-- STATED EXERCISE 1 --
In the passage on Germany's Energiewende, what percentage of Germany's electricity came from renewable sources in 2011?
-- STATED EXERCISE 2 --
Carry the passage on Germany's Energiewende forward from its last sentence.

-- SOURCE EXTRACT --
—————
Stories like Leurs’s help explain how Germany was able to produce 20 percent of its electricity from renewable sources in 2011, up from 6 percent in 2000. Germany has guaranteed high prices for wind, solar, biomass, and hydroelectric power, tacking the costs onto electric bills. And players like Leurs and the small power company that built his turbine have installed off-the-shelf technology and locked in profits. For them, it has been remarkably easy being green.
What’s coming next won’t be so easy. In 2010, the German government declared that it would undertake what has popularly come to be called an Energiewende – an energy turn, or energy revolution. This switch from fossil fuels to renewable energy is the most ambitious ever attempted by a heavily industrialized country: it aims to cut greenhouse-gas emissions 40 percent from 1990 levels by 2020, and 80 percent by midcentury. The goal was challenging, but it was made somewhat easier by the fact that Germany already generated more than 20 percent of its electricity from nuclear power, which produces almost no greenhouse gases. Then last year, responding to public concern over the post-tsunami nuclear disaster in Fukushima, Japan, Chancellor Angela Merkel ordered the eight oldest German nuclear plants shut down right away. A few months later, the government finalized a plan to shut the remaining nine by 2022. Now the Energiewende includes a turn away from Germany’s biggest source of low-carbon electricity.
Germany has set itself up for a grand experiment that could have repercussions for all of Europe, which depends heavily on German economic strength. The country must build and use renewable energy technologies at unprecedented scales, at enormous but uncertain cost, while reducing energy use. And it must pull it all off without undercutting industry, which relies on reasonably priced, reliable power. “In a sense, the Energiewende is a political statement without a technical solution,” says Stephan Reimelt, CEO of GE Energy Germany. “Germany is forcing itself toward innovation. What this generates is a large industrial laboratory at a size which has never been done before. We will have to try a lot of different technologies to get there.”
The major players in the German energy industry are pursuing several strategies at once. To help replace nuclear power, they are racing to install huge wind farms far off the German coast in the North Sea; new transmission infrastructure is being planned to get the power to Germany’s industrial regions. At the same time, companies such as Siemens, GE, and RWE, Germany’s biggest power producer, are looking for ways to keep factories humming during lulls in wind and solar power. They are searching for cheap, large-scale forms of power storage and hoping that computers can intelligently coördinate what could be millions of distributed power sources.
—————
-- RAW DATA --
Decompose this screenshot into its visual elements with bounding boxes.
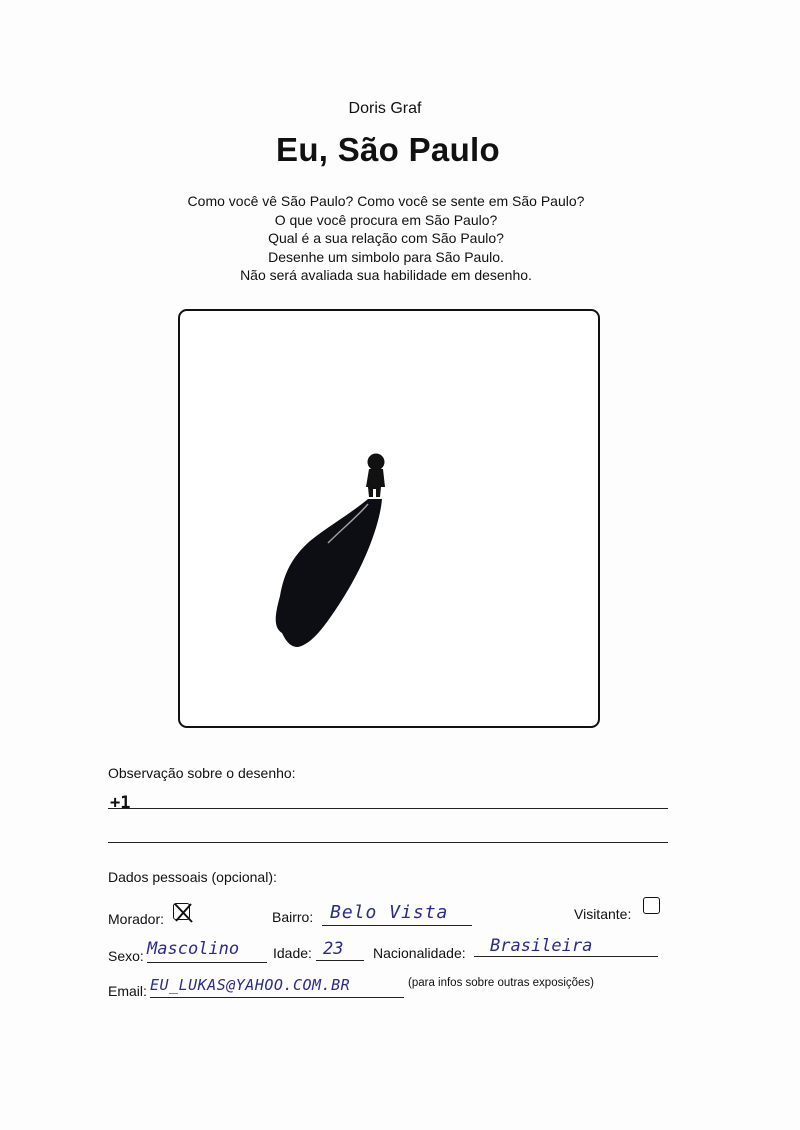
—————
-- WRITTEN ANSWER 1 --
20 percent.

-- WRITTEN ANSWER 2 --
Estimates of what the transition will cost vary widely, depending in part on how fast new technology can be introduced and its price lowered. Various economic think tanks predict that the country will spend somewhere between $125 billion and $250 billion on infrastructure expansion and subsidies in the next eight years—between 3.5 and 7 percent of Germany’s 2011 GDP. The long-term costs, including the expense of decommissioning nuclear power plants, will be far higher.
Germany has already incurred significant costs. Each monthly electric bill carries a renewable-energy surcharge of about 15 percent (heavy industry is exempt). Wholesale electricity prices have jumped approximately 10 percent since the eight nuclear plants were shut. The German grid is strained as never before. And—ironically, given the Energiewende‘s goal of reducing greenhouse-gas emissions—the decision to close the nuclear plants has increased reliance on coal-fired power plants.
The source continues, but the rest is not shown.